begin Extracted data

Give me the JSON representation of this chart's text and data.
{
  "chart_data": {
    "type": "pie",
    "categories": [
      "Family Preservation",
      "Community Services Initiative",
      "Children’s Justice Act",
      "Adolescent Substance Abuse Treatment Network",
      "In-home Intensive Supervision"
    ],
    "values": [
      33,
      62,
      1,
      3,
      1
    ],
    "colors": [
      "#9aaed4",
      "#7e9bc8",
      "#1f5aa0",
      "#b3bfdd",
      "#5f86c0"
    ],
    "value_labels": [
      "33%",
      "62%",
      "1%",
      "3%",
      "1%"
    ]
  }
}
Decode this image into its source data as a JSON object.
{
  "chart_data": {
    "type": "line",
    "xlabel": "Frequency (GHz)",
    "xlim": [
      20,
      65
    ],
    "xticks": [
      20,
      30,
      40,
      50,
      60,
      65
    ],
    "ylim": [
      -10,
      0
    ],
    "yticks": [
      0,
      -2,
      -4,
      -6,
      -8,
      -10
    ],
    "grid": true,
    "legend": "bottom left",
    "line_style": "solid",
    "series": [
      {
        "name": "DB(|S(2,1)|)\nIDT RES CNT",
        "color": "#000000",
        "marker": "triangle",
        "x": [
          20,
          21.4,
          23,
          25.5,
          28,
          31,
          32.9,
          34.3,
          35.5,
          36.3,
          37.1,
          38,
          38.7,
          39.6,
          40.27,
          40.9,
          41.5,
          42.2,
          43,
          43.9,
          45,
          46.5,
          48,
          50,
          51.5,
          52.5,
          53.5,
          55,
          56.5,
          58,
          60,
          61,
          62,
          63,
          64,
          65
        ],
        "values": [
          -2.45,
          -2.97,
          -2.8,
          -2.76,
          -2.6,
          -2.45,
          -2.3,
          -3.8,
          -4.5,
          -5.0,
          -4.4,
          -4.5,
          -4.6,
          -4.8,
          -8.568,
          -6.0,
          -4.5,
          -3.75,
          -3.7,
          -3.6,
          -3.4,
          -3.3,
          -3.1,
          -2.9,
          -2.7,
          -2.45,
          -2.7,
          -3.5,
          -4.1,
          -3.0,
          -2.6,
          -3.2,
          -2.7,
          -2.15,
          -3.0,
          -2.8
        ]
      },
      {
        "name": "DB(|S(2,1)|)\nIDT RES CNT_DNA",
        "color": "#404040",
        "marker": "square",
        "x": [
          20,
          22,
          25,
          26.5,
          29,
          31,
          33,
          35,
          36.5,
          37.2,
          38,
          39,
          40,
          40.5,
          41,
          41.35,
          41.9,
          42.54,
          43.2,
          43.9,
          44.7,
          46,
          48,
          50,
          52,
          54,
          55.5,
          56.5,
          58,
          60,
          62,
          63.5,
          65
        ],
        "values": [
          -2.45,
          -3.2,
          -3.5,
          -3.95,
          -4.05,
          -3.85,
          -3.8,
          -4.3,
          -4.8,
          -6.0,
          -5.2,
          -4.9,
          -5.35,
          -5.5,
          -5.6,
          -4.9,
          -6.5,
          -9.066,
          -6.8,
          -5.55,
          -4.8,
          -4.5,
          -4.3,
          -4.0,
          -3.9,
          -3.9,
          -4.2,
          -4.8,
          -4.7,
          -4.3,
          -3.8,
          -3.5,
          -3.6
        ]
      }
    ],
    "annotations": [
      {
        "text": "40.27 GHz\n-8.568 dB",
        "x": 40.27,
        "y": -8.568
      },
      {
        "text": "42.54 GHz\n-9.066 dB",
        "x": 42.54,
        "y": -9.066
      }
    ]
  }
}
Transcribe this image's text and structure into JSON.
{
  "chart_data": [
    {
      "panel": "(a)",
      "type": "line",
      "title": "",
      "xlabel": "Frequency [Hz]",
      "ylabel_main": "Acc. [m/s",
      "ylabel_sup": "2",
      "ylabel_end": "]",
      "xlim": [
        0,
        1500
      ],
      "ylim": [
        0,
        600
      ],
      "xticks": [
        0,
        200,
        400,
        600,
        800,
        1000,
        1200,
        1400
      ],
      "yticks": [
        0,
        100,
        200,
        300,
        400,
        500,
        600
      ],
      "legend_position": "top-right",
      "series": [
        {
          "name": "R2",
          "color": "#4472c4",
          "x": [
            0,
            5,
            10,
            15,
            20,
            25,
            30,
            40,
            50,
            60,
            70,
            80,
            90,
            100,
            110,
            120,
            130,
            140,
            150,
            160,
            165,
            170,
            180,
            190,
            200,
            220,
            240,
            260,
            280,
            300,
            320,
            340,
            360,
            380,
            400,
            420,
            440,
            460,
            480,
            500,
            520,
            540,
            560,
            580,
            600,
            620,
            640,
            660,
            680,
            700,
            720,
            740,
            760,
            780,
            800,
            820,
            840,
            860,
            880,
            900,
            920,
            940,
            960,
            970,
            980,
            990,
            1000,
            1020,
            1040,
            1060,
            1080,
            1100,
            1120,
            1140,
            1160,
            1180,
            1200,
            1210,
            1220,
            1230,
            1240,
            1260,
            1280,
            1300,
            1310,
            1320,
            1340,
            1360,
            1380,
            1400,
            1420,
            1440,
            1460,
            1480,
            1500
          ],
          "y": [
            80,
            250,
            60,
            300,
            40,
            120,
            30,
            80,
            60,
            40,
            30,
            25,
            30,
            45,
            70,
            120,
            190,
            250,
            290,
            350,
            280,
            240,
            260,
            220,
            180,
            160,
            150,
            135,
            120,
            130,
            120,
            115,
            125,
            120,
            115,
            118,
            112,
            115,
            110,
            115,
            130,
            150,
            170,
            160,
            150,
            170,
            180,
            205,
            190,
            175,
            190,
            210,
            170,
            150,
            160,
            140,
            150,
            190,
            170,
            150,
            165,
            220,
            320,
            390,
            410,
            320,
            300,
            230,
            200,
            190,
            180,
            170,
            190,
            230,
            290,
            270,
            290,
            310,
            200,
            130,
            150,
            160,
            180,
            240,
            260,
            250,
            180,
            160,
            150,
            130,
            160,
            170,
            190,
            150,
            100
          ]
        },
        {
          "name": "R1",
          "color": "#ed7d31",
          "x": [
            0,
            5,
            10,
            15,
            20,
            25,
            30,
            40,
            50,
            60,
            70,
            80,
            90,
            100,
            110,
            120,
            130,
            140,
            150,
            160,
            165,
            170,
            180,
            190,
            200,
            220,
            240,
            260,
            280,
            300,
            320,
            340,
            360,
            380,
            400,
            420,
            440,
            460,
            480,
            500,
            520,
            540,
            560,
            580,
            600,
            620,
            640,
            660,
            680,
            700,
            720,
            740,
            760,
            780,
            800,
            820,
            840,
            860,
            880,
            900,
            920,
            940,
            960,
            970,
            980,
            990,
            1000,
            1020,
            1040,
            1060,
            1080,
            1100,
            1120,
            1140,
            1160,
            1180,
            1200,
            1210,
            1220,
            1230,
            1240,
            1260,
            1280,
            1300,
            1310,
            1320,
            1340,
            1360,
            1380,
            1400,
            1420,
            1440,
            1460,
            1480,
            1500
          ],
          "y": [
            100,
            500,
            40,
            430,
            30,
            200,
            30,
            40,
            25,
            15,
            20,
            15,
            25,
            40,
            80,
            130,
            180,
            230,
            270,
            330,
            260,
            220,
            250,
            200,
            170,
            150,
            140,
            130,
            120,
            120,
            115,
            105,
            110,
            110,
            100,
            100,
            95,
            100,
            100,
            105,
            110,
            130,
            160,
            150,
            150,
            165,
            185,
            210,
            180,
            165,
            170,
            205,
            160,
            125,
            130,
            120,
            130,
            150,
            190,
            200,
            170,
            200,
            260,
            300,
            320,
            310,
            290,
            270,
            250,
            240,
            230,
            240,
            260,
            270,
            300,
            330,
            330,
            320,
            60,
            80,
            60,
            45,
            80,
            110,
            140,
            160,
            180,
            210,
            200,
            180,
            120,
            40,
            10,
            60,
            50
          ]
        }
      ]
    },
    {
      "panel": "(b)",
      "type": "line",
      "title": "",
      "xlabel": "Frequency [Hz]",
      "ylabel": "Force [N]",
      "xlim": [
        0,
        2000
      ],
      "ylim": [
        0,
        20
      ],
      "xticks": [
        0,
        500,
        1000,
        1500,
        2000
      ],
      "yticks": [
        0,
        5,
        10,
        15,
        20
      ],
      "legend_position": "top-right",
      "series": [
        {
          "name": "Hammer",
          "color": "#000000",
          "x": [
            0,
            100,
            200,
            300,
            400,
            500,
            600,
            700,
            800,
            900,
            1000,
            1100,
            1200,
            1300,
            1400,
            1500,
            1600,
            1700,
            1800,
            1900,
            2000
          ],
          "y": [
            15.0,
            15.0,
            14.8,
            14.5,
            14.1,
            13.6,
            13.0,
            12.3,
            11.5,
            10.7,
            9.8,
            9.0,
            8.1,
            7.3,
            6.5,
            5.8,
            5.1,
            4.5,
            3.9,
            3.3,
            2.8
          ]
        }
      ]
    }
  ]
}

end Extracted data

## [Set exercise]
Select, from the listing, all lines that include the word "text".

## [Expected output]
Give me the JSON representation of this chart's text and data.
        "text": "40.27 GHz\n-8.568 dB",
        "text": "42.54 GHz\n-9.066 dB",
Transcribe this image's text and structure into JSON.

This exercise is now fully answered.